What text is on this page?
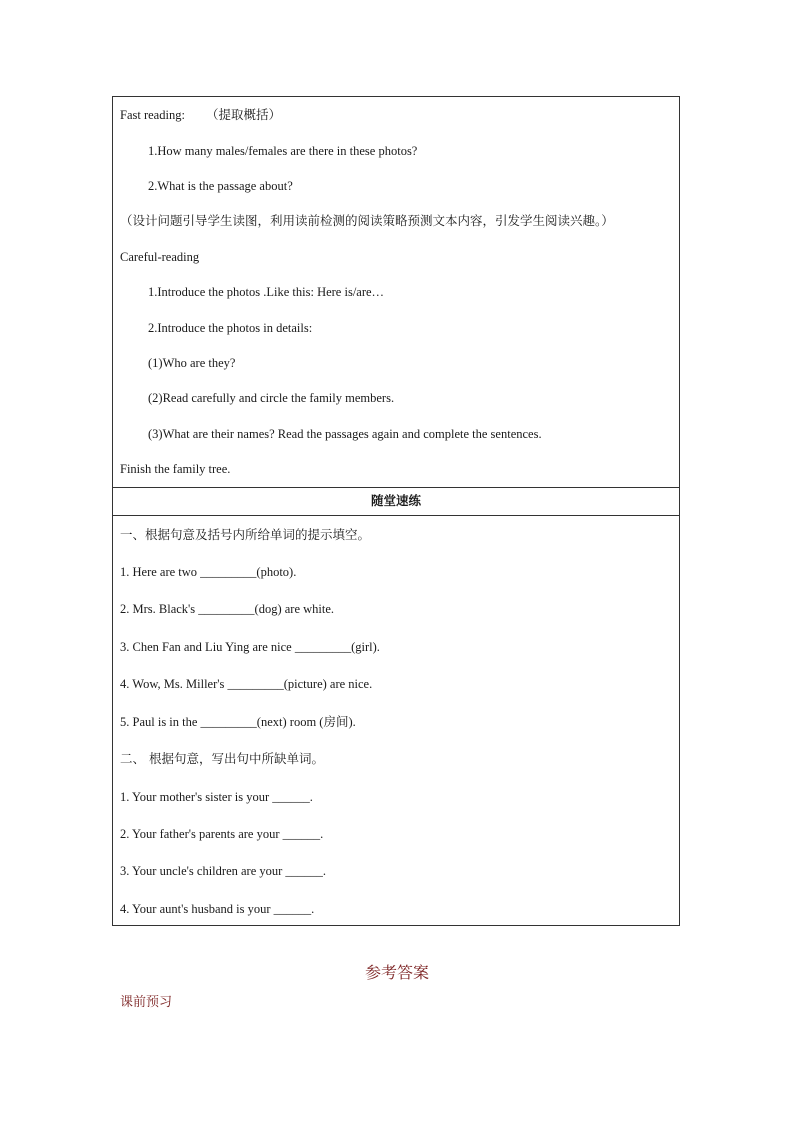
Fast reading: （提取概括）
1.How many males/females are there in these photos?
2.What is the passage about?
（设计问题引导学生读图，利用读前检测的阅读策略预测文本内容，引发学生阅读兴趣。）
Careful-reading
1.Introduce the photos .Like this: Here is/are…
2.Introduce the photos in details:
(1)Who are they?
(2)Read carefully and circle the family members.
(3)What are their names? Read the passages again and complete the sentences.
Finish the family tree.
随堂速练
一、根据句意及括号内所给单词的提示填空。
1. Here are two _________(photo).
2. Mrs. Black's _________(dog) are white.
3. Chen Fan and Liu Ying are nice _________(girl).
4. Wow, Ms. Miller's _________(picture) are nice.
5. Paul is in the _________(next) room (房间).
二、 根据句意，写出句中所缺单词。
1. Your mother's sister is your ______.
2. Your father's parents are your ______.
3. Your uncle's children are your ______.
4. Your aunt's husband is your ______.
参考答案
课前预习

------------------------------------------------------------

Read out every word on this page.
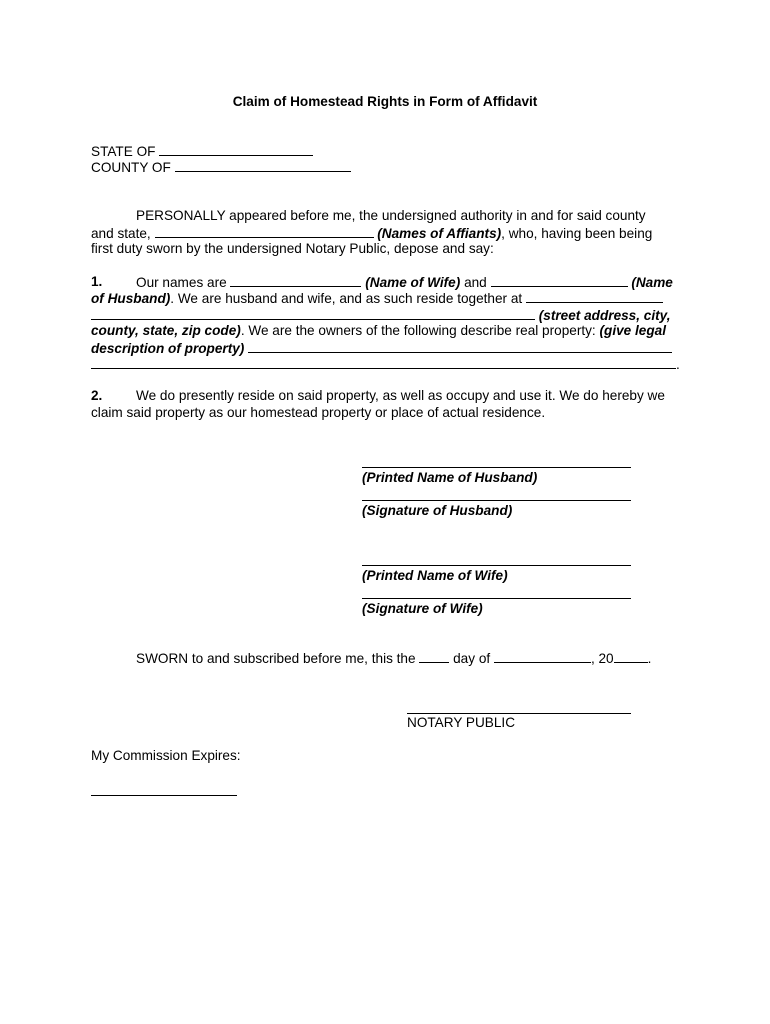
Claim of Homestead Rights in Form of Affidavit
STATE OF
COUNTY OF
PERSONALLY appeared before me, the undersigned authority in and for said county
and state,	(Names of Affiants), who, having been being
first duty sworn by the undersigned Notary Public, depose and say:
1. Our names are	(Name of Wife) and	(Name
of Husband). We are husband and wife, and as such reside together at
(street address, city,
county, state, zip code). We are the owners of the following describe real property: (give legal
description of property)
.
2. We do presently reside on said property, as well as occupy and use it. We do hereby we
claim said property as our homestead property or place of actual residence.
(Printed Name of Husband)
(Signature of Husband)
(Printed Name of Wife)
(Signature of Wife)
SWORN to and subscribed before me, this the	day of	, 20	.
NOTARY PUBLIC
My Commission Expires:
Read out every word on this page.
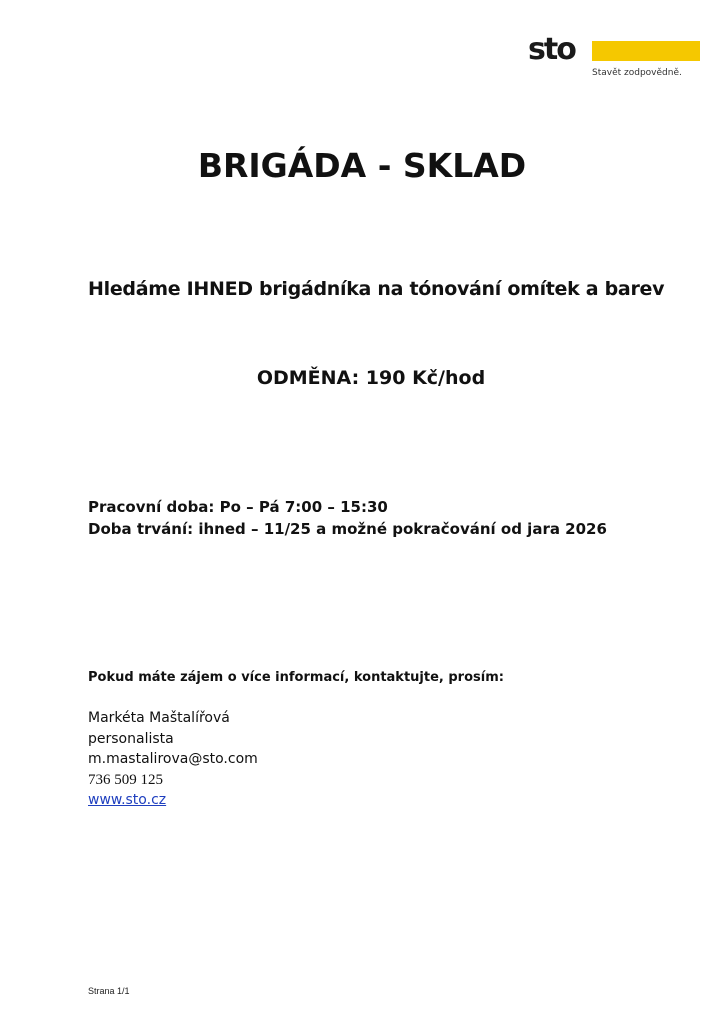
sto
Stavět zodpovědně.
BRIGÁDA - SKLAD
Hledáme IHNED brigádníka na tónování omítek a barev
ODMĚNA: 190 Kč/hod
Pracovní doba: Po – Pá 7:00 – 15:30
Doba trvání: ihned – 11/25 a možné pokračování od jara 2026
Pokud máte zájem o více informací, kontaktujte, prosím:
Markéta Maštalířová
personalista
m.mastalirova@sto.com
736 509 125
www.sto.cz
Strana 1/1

------------------------------------------------------------

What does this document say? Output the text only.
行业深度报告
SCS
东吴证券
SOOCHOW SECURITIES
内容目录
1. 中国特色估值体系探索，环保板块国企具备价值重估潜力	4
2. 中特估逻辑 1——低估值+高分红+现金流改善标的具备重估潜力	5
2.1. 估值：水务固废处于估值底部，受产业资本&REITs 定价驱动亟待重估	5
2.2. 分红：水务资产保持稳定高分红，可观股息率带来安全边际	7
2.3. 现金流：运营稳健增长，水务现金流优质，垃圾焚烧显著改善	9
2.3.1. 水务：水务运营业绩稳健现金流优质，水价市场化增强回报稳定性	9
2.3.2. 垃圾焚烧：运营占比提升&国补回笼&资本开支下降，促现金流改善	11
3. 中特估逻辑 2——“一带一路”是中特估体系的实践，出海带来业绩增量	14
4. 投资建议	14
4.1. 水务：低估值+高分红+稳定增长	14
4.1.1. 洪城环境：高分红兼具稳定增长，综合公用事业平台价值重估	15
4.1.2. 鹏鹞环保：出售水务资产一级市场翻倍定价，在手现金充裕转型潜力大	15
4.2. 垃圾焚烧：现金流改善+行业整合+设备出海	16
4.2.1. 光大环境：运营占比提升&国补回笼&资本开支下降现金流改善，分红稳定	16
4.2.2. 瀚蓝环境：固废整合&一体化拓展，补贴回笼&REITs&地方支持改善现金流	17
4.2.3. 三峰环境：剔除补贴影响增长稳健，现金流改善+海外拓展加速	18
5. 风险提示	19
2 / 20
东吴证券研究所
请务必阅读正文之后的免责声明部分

------------------------------------------------------------

JOB:
Look above for lines with the word "What" and copy them all.

SOLUTION TO THE PROBLEM:
What text is on this page?
2.What is the passage about?
(3)What are their names? Read the passages again and complete the sentences.
What does this document say? Output the text only.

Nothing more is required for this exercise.